# PASSAGE TO READ
For most use cases, it is recommended to convert your data into the `TFRecord` format and use a `tf.data.TFRecordDataset` to read it. Check the [TFRecord and tf.Example tutorial](../tutorials/load_data/tfrecord.ipynb) for details on how to do this. It is not a hard requirement and you can use other dataset readers, such as `tf.data.FixedLengthRecordDataset` or `tf.data.TextLineDataset`.

You can load entire small datasets into memory using `tf.data.Dataset.cache`.

Regardless of the data format used, it is strongly recommended that you use large files on the order of 100MB. This is especially important in this networked setting, as the overhead of opening a file is significantly higher.

As shown in the code below, you should use the Tensorflow Datasets `tfds.load` module to get a copy of the MNIST training and test data. Note that `try_gcs` is specified to use a copy that is available in a public GCS bucket. If you don't specify this, the TPU will not be able to access the downloaded data.

In [21]:
def get_dataset(batch_size, is_training=True):
  split = 'train' if is_training else 'test'
  dataset, info = tfds.load(name='mnist', split=split, with_info=True,
                            as_supervised=True, try_gcs=True)

# DIRECTION 1
Write out the rows from the start down through the line that contains "grid-cell-r1-c7[interactable]: [330, 71, 380, 120]", including both ends.
The TensorFlow data-loading passage and the rows have no connection to each other.

# DATA FOR THIS EXERCISE
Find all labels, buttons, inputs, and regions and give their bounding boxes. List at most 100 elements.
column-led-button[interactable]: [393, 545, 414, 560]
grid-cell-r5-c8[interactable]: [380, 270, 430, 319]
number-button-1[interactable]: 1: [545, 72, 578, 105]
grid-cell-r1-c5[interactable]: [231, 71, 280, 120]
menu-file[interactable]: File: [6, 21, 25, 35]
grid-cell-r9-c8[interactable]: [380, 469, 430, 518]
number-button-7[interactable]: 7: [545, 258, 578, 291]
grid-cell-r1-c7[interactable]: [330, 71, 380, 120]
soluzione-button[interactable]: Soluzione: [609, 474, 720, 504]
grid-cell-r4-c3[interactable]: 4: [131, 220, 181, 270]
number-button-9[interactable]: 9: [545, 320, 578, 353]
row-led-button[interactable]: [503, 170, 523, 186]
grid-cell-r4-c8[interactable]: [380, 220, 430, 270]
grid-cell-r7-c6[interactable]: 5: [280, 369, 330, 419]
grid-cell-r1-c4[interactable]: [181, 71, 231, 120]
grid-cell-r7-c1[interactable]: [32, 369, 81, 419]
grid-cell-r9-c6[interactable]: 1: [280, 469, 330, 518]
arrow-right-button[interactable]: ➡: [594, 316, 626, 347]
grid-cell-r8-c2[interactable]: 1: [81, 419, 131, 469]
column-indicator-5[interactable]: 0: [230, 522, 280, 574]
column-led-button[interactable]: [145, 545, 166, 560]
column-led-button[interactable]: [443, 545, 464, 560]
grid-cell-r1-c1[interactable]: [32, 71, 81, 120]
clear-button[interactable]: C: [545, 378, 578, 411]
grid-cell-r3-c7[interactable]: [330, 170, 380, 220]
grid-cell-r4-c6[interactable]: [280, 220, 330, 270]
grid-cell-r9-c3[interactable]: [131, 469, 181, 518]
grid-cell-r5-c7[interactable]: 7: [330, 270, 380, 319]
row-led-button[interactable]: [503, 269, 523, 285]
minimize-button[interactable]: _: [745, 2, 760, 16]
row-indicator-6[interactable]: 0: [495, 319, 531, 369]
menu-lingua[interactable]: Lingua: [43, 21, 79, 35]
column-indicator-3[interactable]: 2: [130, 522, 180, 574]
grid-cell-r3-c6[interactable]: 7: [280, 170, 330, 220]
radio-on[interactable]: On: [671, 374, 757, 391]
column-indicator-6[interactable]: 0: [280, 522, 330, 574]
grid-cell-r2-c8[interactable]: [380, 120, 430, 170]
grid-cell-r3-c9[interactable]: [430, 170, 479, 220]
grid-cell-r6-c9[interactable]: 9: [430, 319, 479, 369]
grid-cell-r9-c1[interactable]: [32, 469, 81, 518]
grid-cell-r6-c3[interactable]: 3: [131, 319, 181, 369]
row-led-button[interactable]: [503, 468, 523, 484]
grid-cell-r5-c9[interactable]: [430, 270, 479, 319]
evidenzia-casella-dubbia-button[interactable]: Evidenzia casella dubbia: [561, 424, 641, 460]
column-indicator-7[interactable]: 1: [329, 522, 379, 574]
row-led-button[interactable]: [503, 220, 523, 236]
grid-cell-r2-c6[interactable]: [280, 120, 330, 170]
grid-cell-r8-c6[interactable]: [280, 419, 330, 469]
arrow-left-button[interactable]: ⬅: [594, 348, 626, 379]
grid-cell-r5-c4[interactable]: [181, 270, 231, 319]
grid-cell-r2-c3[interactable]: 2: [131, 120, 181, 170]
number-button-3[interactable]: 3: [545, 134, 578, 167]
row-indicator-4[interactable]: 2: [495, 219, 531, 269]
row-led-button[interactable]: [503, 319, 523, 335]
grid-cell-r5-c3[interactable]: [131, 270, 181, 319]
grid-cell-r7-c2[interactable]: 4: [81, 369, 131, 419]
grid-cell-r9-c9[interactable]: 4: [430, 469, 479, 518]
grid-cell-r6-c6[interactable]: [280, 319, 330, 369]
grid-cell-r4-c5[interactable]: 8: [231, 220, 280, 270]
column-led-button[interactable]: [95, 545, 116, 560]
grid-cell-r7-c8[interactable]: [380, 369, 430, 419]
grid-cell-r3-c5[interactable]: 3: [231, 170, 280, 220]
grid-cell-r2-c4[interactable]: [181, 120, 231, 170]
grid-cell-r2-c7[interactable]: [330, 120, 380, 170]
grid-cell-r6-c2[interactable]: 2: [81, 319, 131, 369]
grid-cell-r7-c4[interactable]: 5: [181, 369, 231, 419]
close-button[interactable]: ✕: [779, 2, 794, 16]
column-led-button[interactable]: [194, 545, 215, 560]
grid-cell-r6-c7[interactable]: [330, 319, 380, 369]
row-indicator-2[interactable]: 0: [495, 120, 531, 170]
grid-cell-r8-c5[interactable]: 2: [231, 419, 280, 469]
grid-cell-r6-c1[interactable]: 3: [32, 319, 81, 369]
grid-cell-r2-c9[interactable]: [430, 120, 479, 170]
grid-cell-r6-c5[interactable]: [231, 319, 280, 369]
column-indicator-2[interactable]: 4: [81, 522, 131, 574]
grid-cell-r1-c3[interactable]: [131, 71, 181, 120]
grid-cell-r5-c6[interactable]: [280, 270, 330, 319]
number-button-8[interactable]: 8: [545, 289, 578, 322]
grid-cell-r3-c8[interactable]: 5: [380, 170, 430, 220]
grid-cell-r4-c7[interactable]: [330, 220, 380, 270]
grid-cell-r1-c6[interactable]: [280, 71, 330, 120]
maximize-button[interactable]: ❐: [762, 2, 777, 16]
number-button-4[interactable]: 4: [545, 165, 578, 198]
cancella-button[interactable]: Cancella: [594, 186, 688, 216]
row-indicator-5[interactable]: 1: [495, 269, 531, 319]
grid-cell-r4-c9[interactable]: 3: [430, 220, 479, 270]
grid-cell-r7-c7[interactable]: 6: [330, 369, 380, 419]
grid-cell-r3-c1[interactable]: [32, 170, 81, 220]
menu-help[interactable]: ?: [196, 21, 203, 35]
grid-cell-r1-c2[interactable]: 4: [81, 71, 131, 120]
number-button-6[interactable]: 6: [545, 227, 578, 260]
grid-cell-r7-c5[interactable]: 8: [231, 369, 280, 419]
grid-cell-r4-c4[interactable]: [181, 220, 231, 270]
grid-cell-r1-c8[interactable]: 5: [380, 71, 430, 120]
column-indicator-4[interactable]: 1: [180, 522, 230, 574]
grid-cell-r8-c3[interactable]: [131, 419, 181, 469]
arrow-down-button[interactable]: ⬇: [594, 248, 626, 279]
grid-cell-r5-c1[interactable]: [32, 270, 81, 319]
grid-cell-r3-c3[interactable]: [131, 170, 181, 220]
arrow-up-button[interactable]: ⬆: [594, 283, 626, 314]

# DIRECTION 2
Reproduce the entire TensorFlow data-loading passage without any changes.

# FINAL ANSWER 1
Find all labels, buttons, inputs, and regions and give their bounding boxes. List at most 100 elements.
column-led-button[interactable]: [393, 545, 414, 560]
grid-cell-r5-c8[interactable]: [380, 270, 430, 319]
number-button-1[interactable]: 1: [545, 72, 578, 105]
grid-cell-r1-c5[interactable]: [231, 71, 280, 120]
menu-file[interactable]: File: [6, 21, 25, 35]
grid-cell-r9-c8[interactable]: [380, 469, 430, 518]
number-button-7[interactable]: 7: [545, 258, 578, 291]
grid-cell-r1-c7[interactable]: [330, 71, 380, 120]

# FINAL ANSWER 2
For most use cases, it is recommended to convert your data into the `TFRecord` format and use a `tf.data.TFRecordDataset` to read it. Check the [TFRecord and tf.Example tutorial](../tutorials/load_data/tfrecord.ipynb) for details on how to do this. It is not a hard requirement and you can use other dataset readers, such as `tf.data.FixedLengthRecordDataset` or `tf.data.TextLineDataset`.

You can load entire small datasets into memory using `tf.data.Dataset.cache`.

Regardless of the data format used, it is strongly recommended that you use large files on the order of 100MB. This is especially important in this networked setting, as the overhead of opening a file is significantly higher.

As shown in the code below, you should use the Tensorflow Datasets `tfds.load` module to get a copy of the MNIST training and test data. Note that `try_gcs` is specified to use a copy that is available in a public GCS bucket. If you don't specify this, the TPU will not be able to access the downloaded data.

In [21]:
def get_dataset(batch_size, is_training=True):
  split = 'train' if is_training else 'test'
  dataset, info = tfds.load(name='mnist', split=split, with_info=True,
                            as_supervised=True, try_gcs=True)